Objective -> Keep only the lines of the listing that include the word "Monday", and copy them.

Records provided ->
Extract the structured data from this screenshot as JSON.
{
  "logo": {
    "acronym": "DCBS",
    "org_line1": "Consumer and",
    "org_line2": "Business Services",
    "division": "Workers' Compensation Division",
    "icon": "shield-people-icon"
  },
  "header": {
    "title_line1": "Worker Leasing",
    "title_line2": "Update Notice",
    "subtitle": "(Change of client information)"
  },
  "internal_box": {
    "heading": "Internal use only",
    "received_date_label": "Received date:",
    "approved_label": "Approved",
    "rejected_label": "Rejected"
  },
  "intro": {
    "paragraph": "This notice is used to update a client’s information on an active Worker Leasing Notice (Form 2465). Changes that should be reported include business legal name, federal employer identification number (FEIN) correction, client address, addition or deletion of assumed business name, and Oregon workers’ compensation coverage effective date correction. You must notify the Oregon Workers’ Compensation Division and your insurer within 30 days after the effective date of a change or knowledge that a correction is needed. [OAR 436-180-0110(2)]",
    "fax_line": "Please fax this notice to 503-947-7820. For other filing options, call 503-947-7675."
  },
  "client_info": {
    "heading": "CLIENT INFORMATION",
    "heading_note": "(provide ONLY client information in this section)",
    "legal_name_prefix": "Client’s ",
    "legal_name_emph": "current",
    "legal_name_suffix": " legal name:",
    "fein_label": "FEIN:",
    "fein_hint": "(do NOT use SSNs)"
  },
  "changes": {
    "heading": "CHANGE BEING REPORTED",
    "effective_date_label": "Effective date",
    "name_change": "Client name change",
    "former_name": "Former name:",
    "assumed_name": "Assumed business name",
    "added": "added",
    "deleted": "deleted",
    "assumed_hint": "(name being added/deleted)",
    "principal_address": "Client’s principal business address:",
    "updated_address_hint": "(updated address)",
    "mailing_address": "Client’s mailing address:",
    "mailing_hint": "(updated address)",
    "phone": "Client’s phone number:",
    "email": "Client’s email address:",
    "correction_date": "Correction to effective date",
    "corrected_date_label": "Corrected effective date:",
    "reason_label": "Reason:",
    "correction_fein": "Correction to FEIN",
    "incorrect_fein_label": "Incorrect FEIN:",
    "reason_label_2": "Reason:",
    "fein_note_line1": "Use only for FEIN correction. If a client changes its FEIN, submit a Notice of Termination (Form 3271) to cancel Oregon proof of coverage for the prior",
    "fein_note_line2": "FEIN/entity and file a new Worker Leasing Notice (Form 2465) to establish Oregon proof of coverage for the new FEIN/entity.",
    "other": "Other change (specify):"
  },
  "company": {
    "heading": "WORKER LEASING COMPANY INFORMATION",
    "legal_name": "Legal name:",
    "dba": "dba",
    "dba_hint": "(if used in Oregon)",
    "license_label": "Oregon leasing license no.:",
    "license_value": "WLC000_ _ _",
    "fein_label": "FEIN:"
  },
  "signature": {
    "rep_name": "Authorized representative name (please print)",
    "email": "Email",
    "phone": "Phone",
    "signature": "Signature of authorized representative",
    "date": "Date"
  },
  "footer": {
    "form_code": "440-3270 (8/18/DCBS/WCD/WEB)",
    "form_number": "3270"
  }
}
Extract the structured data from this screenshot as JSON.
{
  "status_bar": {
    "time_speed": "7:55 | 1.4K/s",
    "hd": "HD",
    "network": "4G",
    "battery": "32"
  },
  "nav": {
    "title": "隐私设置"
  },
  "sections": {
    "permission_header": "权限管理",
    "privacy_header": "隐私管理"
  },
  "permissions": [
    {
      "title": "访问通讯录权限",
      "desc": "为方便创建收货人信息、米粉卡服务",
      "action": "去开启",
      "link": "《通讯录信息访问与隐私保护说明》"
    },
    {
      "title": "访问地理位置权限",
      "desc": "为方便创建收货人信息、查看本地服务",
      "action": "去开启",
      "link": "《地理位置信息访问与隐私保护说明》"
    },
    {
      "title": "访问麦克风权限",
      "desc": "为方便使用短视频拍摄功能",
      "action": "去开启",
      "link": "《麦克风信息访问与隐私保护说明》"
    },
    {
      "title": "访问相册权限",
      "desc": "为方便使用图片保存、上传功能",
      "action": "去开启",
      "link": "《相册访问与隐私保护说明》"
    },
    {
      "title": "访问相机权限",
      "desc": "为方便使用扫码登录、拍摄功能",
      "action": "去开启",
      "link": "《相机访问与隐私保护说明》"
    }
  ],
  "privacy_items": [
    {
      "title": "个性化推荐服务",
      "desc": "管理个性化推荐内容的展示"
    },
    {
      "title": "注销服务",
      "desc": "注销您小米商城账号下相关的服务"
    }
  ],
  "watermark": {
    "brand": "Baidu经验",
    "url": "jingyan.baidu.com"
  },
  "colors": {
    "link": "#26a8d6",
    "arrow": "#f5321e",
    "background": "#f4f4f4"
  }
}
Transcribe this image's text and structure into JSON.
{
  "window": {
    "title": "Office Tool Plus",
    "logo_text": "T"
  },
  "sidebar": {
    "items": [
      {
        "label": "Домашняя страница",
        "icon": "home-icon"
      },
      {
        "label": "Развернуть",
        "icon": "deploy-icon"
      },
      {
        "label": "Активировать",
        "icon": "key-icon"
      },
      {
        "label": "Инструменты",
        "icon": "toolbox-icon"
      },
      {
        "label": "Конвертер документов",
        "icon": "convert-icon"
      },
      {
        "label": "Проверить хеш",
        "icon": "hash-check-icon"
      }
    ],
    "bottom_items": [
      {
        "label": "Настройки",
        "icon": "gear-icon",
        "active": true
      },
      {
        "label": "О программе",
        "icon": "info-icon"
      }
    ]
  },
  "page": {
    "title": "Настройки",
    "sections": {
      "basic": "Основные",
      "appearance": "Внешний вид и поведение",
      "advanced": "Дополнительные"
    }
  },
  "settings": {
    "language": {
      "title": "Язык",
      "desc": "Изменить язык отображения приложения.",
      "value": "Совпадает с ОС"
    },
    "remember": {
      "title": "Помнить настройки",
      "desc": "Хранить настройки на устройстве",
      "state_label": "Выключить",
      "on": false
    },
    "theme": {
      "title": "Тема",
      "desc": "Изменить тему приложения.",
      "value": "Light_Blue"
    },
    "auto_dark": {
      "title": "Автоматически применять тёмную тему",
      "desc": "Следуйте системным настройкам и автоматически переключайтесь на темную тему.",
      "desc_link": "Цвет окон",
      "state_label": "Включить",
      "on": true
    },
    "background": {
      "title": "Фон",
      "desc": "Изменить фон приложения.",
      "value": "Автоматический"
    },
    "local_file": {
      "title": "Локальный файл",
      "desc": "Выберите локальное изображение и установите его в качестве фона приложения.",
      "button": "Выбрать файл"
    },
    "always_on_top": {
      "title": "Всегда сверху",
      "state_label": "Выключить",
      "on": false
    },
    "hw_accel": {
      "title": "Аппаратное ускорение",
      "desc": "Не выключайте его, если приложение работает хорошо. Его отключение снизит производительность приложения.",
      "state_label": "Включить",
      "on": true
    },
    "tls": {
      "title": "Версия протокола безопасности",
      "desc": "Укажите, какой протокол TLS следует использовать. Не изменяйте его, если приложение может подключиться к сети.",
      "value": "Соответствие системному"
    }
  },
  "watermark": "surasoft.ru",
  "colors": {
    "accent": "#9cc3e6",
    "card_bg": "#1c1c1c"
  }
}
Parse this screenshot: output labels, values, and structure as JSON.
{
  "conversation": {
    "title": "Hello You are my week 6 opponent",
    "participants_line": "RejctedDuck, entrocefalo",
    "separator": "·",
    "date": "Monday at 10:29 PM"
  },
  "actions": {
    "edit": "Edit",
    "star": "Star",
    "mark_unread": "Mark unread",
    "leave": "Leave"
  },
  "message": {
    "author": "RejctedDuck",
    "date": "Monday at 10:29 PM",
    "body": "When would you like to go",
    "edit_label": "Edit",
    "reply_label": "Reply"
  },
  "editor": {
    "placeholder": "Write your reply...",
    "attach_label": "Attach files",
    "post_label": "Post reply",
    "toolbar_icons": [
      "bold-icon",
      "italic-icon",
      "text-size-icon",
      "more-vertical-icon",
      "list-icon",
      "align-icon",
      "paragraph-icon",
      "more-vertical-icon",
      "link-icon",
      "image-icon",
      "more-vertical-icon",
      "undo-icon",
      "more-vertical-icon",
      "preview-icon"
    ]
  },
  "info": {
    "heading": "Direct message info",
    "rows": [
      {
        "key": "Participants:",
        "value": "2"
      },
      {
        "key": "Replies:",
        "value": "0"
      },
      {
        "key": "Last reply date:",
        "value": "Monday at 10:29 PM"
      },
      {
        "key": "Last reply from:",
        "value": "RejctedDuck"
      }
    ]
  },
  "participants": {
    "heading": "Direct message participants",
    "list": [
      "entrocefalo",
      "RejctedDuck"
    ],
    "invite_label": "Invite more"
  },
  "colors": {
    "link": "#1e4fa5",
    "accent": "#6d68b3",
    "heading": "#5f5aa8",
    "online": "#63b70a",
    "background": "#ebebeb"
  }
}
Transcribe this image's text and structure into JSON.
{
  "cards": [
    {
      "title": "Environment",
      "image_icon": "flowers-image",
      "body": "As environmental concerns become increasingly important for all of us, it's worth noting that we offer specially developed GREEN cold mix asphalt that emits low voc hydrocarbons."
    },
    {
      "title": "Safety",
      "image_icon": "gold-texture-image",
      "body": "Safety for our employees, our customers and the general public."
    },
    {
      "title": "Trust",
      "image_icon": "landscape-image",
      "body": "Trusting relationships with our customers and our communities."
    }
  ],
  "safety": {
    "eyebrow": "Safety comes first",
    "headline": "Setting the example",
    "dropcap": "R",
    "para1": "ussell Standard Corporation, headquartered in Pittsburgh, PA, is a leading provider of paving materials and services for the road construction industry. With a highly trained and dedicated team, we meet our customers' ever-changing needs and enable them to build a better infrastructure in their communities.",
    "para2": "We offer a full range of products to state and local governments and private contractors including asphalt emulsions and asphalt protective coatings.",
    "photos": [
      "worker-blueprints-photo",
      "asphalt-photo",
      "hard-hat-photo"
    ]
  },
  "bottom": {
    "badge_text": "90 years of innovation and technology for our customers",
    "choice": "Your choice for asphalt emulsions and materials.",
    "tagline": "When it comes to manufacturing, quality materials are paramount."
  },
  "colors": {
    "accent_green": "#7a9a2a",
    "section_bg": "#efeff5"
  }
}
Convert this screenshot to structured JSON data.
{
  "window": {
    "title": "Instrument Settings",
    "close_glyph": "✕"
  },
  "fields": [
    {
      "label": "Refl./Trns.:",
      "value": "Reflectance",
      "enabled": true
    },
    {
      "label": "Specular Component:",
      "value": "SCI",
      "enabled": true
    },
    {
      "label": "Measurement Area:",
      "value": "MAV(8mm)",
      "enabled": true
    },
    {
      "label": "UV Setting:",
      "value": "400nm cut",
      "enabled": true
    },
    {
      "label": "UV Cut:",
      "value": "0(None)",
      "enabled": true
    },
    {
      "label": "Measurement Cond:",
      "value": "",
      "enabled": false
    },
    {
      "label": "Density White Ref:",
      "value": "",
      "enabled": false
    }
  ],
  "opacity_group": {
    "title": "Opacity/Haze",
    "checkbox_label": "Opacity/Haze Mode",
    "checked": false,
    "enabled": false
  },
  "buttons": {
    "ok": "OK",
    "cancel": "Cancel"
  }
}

Written reply ->
    "date": "Monday at 10:29 PM"
    "date": "Monday at 10:29 PM",
        "value": "Monday at 10:29 PM"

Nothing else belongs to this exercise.